### INFORMATION GIVEN ###
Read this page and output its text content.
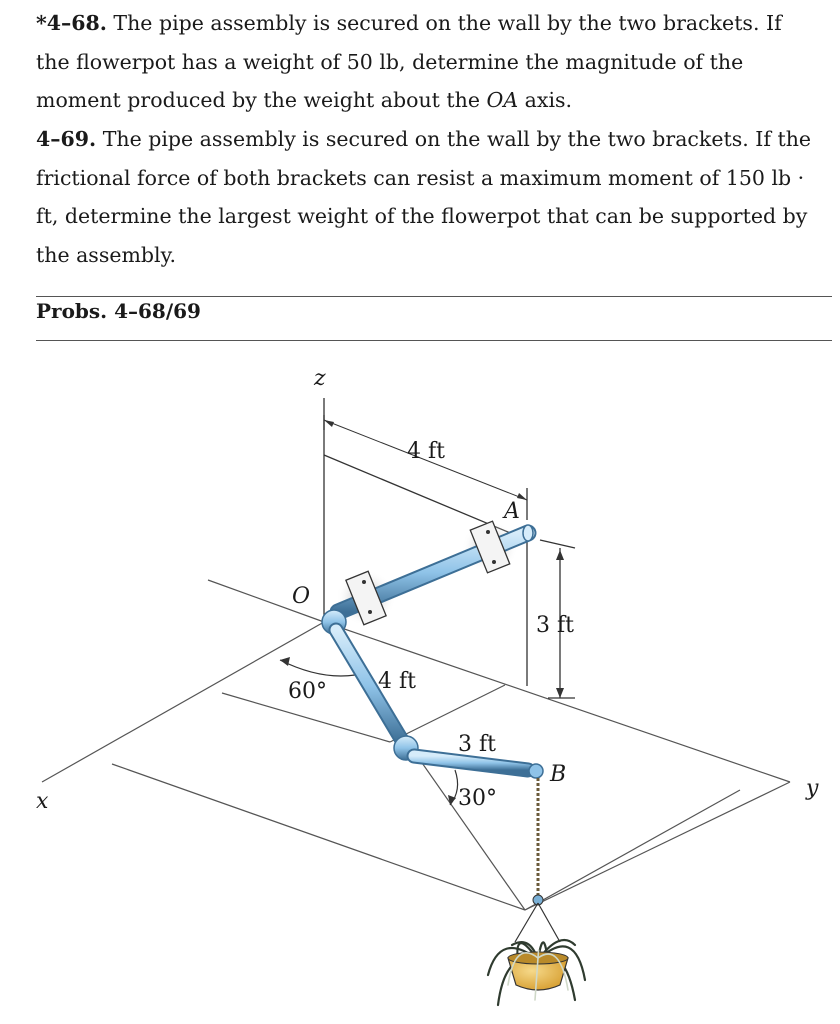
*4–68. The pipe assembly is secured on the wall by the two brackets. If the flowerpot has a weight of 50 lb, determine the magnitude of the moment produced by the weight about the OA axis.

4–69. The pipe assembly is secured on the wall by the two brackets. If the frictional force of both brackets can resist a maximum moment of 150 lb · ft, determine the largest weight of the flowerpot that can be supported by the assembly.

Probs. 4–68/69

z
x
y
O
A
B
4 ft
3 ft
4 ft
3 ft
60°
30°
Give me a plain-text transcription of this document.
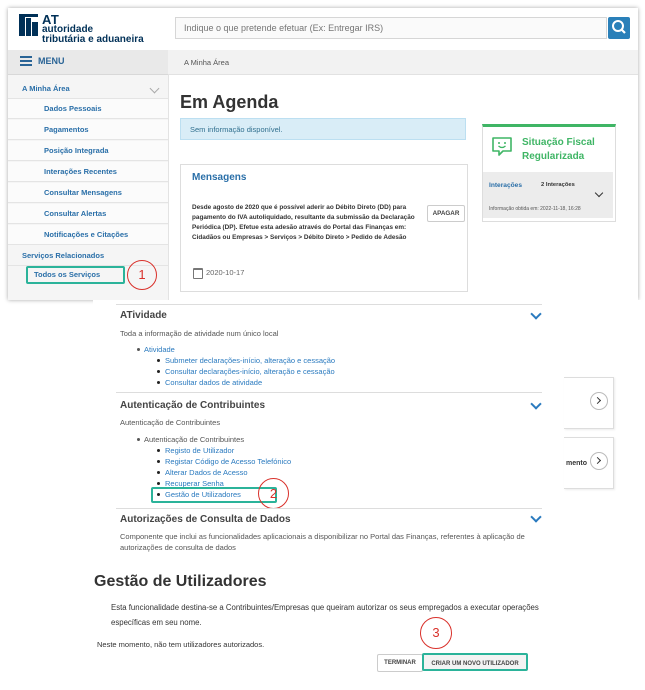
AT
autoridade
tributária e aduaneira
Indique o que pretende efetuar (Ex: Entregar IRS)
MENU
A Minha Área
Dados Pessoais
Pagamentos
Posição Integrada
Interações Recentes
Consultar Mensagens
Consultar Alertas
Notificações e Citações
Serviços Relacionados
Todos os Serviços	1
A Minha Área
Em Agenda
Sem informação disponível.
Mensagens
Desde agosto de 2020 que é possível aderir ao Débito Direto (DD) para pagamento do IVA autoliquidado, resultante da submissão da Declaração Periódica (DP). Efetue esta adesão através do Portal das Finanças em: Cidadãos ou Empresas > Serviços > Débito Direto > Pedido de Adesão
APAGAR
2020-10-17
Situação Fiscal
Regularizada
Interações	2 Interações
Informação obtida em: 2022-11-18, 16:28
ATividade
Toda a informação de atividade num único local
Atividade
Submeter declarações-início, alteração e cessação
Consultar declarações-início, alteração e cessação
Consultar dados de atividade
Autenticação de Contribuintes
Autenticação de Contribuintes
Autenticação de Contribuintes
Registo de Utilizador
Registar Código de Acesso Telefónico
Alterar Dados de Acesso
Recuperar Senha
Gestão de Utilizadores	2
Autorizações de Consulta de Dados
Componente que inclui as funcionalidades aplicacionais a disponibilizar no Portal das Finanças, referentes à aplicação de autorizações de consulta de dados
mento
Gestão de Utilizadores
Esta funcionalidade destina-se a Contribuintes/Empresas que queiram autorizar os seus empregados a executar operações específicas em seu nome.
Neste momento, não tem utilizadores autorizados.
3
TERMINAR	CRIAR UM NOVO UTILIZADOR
###
▶ JOB: Copy out each line in the preceding records that contains "brackets".

▶ RESULT OF THE EXERCISE:
*4–68. The pipe assembly is secured on the wall by the two brackets. If the flowerpot has a weight of 50 lb, determine the magnitude of the moment produced by the weight about the OA axis.
4–69. The pipe assembly is secured on the wall by the two brackets. If the frictional force of both brackets can resist a maximum moment of 150 lb · ft, determine the largest weight of the flowerpot that can be supported by the assembly.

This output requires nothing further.